● **Raw records**:
════════════════════

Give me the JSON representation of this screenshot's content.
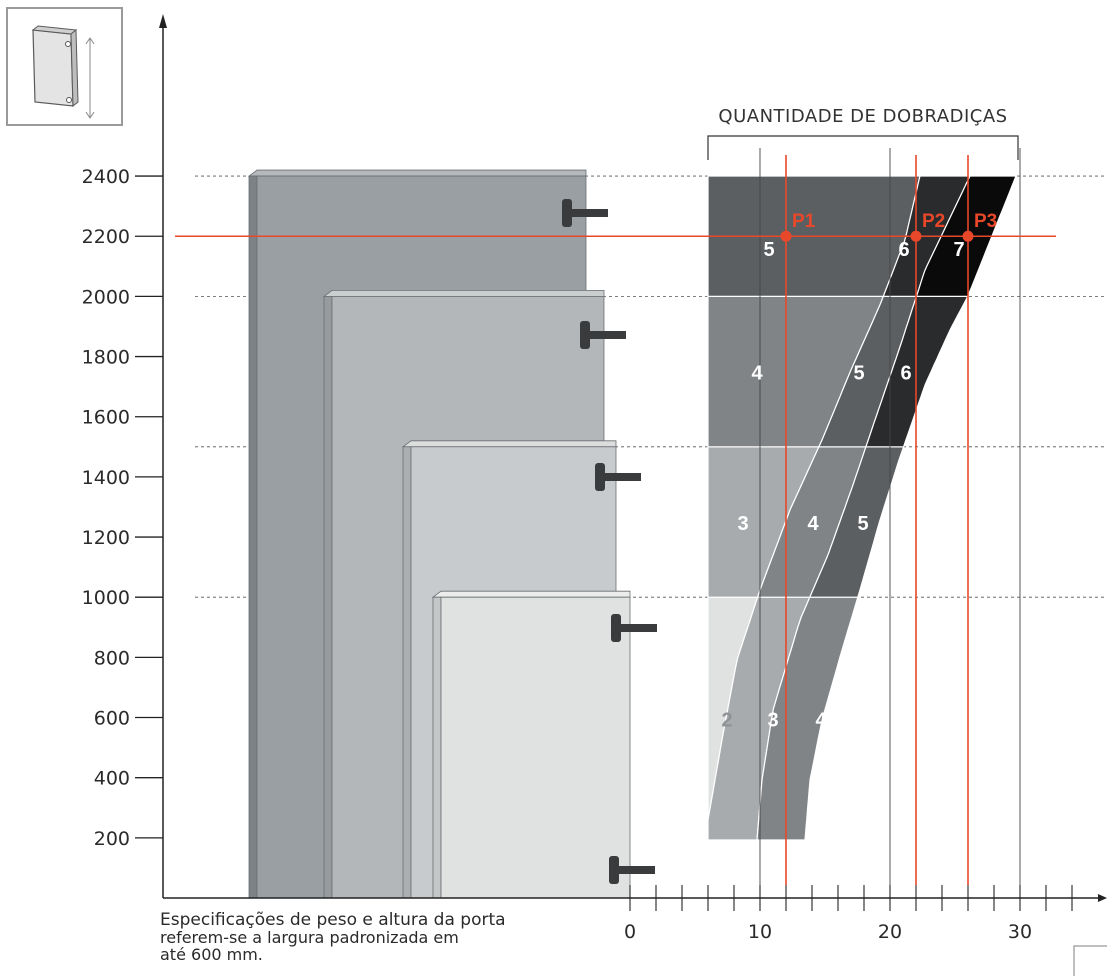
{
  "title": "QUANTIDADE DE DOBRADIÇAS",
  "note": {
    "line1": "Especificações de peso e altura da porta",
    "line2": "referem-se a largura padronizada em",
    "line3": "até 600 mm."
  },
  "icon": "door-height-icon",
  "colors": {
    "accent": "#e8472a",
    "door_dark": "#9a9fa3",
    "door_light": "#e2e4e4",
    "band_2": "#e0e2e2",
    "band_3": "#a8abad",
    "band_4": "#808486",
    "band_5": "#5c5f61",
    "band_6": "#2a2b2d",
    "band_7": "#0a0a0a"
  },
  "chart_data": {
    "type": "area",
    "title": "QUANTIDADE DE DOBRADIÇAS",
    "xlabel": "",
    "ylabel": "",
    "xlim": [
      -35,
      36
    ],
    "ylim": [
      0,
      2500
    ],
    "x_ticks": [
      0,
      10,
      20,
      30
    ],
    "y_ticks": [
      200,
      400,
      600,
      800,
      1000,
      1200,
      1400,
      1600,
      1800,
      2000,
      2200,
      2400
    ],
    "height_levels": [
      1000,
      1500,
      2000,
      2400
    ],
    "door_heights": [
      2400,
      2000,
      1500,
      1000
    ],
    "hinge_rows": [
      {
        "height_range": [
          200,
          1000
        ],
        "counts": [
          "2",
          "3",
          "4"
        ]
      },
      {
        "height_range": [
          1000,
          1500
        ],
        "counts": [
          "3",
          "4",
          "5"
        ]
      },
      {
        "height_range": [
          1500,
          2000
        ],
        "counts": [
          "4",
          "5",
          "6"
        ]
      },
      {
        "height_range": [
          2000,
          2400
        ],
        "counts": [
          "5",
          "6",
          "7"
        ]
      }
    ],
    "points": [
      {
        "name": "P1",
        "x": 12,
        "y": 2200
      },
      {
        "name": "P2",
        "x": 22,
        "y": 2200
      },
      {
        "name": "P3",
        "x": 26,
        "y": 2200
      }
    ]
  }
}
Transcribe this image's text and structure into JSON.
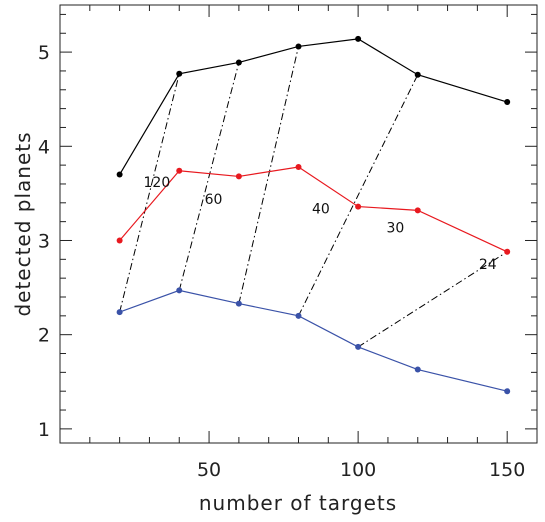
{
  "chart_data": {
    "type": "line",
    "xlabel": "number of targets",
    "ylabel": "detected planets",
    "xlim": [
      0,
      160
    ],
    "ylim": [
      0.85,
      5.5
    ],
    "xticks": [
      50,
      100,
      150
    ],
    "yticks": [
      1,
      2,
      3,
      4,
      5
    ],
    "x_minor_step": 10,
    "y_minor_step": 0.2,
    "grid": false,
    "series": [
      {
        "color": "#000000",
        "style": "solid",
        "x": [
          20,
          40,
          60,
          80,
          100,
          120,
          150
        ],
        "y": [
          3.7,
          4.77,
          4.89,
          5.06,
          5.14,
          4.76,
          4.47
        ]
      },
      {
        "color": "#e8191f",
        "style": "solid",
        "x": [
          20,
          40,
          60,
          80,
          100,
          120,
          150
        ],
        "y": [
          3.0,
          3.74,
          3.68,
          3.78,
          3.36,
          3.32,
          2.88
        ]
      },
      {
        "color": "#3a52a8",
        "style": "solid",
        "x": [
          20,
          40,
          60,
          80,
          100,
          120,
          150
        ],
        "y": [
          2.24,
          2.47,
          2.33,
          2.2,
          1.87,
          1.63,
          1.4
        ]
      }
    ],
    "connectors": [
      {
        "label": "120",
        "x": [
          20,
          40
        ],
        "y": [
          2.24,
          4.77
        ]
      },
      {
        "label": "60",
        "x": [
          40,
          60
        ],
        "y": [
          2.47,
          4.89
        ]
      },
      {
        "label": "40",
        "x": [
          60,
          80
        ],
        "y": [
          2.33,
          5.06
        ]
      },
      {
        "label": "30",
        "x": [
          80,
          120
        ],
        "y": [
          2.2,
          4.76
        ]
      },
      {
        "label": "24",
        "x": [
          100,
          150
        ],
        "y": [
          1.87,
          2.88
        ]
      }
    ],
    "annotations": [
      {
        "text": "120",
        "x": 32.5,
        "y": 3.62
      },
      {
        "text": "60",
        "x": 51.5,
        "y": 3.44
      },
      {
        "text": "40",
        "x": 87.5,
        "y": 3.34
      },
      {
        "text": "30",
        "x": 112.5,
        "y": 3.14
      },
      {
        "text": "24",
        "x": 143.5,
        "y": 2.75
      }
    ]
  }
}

════════════════════

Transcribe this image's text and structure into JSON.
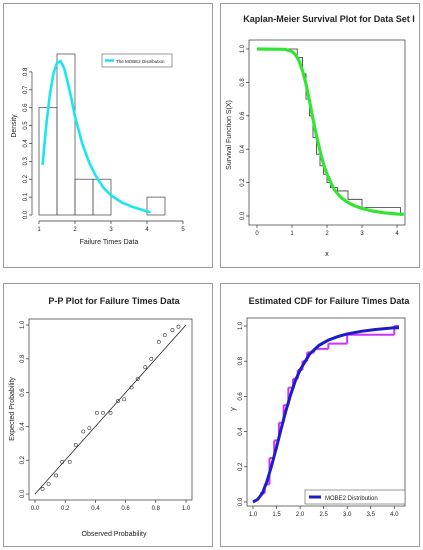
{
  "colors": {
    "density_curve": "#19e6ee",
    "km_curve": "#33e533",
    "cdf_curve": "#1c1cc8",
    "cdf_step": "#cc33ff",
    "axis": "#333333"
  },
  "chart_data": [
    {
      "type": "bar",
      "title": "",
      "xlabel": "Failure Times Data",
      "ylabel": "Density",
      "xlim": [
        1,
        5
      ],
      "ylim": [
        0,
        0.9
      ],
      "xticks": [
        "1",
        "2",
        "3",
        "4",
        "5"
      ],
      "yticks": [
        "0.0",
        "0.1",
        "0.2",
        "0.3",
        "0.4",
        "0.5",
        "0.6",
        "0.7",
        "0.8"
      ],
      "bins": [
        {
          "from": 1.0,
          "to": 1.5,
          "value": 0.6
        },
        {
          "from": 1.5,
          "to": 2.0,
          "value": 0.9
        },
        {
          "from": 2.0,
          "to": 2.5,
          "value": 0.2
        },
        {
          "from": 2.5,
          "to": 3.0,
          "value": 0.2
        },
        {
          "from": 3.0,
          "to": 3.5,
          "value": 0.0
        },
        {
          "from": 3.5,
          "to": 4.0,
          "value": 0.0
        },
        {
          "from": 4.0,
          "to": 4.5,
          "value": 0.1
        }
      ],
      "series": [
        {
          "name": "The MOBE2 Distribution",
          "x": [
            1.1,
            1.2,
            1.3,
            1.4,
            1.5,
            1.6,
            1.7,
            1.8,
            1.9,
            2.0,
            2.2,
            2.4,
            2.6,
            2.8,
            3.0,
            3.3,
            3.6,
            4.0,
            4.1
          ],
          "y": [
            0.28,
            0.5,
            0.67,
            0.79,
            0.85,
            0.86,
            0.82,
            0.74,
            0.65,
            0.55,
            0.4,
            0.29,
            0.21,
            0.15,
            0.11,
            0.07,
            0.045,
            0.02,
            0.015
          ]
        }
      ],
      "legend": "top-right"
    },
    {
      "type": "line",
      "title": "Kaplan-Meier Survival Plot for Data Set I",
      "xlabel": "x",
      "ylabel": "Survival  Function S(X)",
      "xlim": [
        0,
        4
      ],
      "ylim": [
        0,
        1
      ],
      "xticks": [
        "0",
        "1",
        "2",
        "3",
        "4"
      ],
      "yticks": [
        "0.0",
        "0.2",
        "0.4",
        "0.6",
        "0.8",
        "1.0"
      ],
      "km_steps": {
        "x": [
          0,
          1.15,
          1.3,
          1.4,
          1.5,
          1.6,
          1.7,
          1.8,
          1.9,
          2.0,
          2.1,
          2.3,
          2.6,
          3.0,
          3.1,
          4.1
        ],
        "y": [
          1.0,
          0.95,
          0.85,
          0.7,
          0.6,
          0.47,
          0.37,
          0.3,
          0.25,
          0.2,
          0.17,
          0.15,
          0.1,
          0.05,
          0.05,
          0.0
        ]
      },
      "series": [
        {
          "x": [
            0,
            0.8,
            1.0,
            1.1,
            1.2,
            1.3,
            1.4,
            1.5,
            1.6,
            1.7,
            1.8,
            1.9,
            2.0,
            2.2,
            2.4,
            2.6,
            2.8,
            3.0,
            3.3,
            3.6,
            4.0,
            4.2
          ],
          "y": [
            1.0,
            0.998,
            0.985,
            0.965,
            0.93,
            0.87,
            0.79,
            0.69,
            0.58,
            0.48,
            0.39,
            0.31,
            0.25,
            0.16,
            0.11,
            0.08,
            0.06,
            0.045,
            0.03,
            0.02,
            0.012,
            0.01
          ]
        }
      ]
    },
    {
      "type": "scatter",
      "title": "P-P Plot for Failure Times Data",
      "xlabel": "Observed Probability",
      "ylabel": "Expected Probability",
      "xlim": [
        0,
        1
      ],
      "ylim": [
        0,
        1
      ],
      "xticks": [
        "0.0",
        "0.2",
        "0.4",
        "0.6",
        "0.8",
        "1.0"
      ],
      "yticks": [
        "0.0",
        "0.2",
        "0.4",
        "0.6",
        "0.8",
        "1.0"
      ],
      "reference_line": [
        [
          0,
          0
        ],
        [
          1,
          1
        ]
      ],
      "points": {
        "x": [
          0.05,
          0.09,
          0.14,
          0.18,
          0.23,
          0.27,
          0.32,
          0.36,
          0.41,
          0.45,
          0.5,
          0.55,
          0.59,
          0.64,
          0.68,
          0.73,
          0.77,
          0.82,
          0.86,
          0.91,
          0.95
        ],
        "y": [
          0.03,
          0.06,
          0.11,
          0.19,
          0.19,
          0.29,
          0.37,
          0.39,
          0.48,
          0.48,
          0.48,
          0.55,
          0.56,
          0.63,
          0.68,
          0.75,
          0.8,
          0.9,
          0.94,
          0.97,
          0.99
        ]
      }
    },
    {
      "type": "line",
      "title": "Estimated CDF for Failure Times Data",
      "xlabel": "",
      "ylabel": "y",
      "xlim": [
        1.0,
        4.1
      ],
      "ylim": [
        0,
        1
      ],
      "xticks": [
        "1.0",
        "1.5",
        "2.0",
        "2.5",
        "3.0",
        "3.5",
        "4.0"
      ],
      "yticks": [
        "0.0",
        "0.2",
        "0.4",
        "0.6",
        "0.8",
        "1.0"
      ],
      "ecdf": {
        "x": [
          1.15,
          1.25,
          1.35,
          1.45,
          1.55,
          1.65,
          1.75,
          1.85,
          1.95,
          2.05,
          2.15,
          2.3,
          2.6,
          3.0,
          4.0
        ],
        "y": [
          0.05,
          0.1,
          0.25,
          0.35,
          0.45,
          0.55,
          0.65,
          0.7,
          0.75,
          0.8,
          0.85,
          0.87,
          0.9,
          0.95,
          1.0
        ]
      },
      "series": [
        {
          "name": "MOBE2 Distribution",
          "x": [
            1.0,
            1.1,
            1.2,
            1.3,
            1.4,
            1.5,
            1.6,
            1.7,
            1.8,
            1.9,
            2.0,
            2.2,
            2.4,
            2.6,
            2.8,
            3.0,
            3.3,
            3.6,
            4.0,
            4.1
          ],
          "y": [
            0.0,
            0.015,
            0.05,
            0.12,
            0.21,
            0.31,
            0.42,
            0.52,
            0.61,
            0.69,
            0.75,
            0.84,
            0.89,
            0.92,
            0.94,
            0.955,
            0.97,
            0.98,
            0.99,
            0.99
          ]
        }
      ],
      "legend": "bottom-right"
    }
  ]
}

════════════════════

● **Task goal**: From the data, list each line in which the string "type" appears.

● **Complete output**:
    "type": "area",
    "type": "line",
      "type": "bar",
      "type": "line",
      "type": "scatter",
      "type": "line",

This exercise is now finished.